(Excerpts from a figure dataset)
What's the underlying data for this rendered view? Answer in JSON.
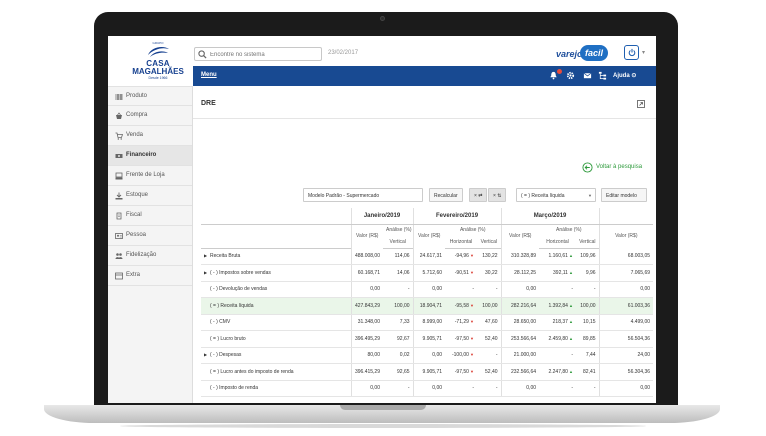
{
  "topbar": {
    "logo": {
      "grupo": "GRUPO",
      "line1": "CASA",
      "line2": "MAGALHÃES",
      "line3": "Desde 1966"
    },
    "search_placeholder": "Encontre no sistema",
    "date": "23/02/2017",
    "brand": {
      "part1": "varejo",
      "part2": "facil"
    }
  },
  "navbar": {
    "menu_label": "Menu",
    "help_label": "Ajuda"
  },
  "sidebar": {
    "items": [
      {
        "label": "Produto",
        "icon": "barcode-icon"
      },
      {
        "label": "Compra",
        "icon": "basket-icon"
      },
      {
        "label": "Venda",
        "icon": "cart-icon"
      },
      {
        "label": "Financeiro",
        "icon": "money-icon",
        "active": true
      },
      {
        "label": "Frente de Loja",
        "icon": "pos-icon"
      },
      {
        "label": "Estoque",
        "icon": "stock-icon"
      },
      {
        "label": "Fiscal",
        "icon": "fiscal-icon"
      },
      {
        "label": "Pessoa",
        "icon": "person-icon"
      },
      {
        "label": "Fidelização",
        "icon": "people-icon"
      },
      {
        "label": "Extra",
        "icon": "extra-icon"
      }
    ]
  },
  "content": {
    "title": "DRE",
    "back_label": "Voltar à pesquisa",
    "model_select": "Modelo Padrão - Supermercado",
    "recalc_label": "Recalcular",
    "toggle1": "× ⇄",
    "toggle2": "× ⇅",
    "indicator_select": "( = ) Receita líquida",
    "edit_model_label": "Editar modelo"
  },
  "table": {
    "months": [
      "Janeiro/2019",
      "Fevereiro/2019",
      "Março/2019"
    ],
    "value_header": "Valor (R$)",
    "analysis_header": "Análise (%)",
    "horizontal_header": "Horizontal",
    "vertical_header": "Vertical",
    "rows": [
      {
        "label": "Receita Bruta",
        "expand": true,
        "hl": false,
        "jan": [
          "488.008,00",
          "114,06"
        ],
        "feb": [
          "24.617,31",
          "-94,96",
          "down",
          "130,22"
        ],
        "mar": [
          "310.328,89",
          "1.160,61",
          "up",
          "109,96"
        ],
        "extra": "68.003,05"
      },
      {
        "label": "( - ) Impostos sobre vendas",
        "expand": true,
        "hl": false,
        "jan": [
          "60.168,71",
          "14,06"
        ],
        "feb": [
          "5.712,60",
          "-90,51",
          "down",
          "30,22"
        ],
        "mar": [
          "28.112,25",
          "392,11",
          "up",
          "9,96"
        ],
        "extra": "7.065,69"
      },
      {
        "label": "( - ) Devolução de vendas",
        "expand": false,
        "hl": false,
        "jan": [
          "0,00",
          "-"
        ],
        "feb": [
          "0,00",
          "-",
          "",
          "-"
        ],
        "mar": [
          "0,00",
          "-",
          "",
          "-"
        ],
        "extra": "0,00"
      },
      {
        "label": "( = ) Receita líquida",
        "expand": false,
        "hl": true,
        "jan": [
          "427.843,29",
          "100,00"
        ],
        "feb": [
          "18.904,71",
          "-95,58",
          "down",
          "100,00"
        ],
        "mar": [
          "282.216,64",
          "1.392,84",
          "up",
          "100,00"
        ],
        "extra": "61.003,36"
      },
      {
        "label": "( - ) CMV",
        "expand": false,
        "hl": false,
        "jan": [
          "31.348,00",
          "7,33"
        ],
        "feb": [
          "8.999,00",
          "-71,29",
          "down",
          "47,60"
        ],
        "mar": [
          "28.650,00",
          "218,37",
          "up",
          "10,15"
        ],
        "extra": "4.499,00"
      },
      {
        "label": "( = ) Lucro bruto",
        "expand": false,
        "hl": false,
        "jan": [
          "396.495,29",
          "92,67"
        ],
        "feb": [
          "9.905,71",
          "-97,50",
          "down",
          "52,40"
        ],
        "mar": [
          "253.566,64",
          "2.459,80",
          "up",
          "89,85"
        ],
        "extra": "56.504,36"
      },
      {
        "label": "( - ) Despesas",
        "expand": true,
        "hl": false,
        "jan": [
          "80,00",
          "0,02"
        ],
        "feb": [
          "0,00",
          "-100,00",
          "down",
          "-"
        ],
        "mar": [
          "21.000,00",
          "-",
          "",
          "7,44"
        ],
        "extra": "24,00"
      },
      {
        "label": "( = ) Lucro antes do imposto de renda",
        "expand": false,
        "hl": false,
        "jan": [
          "396.415,29",
          "92,65"
        ],
        "feb": [
          "9.905,71",
          "-97,50",
          "down",
          "52,40"
        ],
        "mar": [
          "232.566,64",
          "2.247,80",
          "up",
          "82,41"
        ],
        "extra": "56.304,36"
      },
      {
        "label": "( - ) Imposto de renda",
        "expand": false,
        "hl": false,
        "jan": [
          "0,00",
          "-"
        ],
        "feb": [
          "0,00",
          "-",
          "",
          "-"
        ],
        "mar": [
          "0,00",
          "-",
          "",
          "-"
        ],
        "extra": "0,00"
      }
    ]
  }
}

## Task details
Which lines include the word "icon"? Copy every one of them.

## Full response
        "icon": "barcode-icon"
        "icon": "basket-icon"
        "icon": "cart-icon"
        "icon": "money-icon",
        "icon": "pos-icon"
        "icon": "stock-icon"
        "icon": "fiscal-icon"
        "icon": "person-icon"
        "icon": "people-icon"
        "icon": "extra-icon"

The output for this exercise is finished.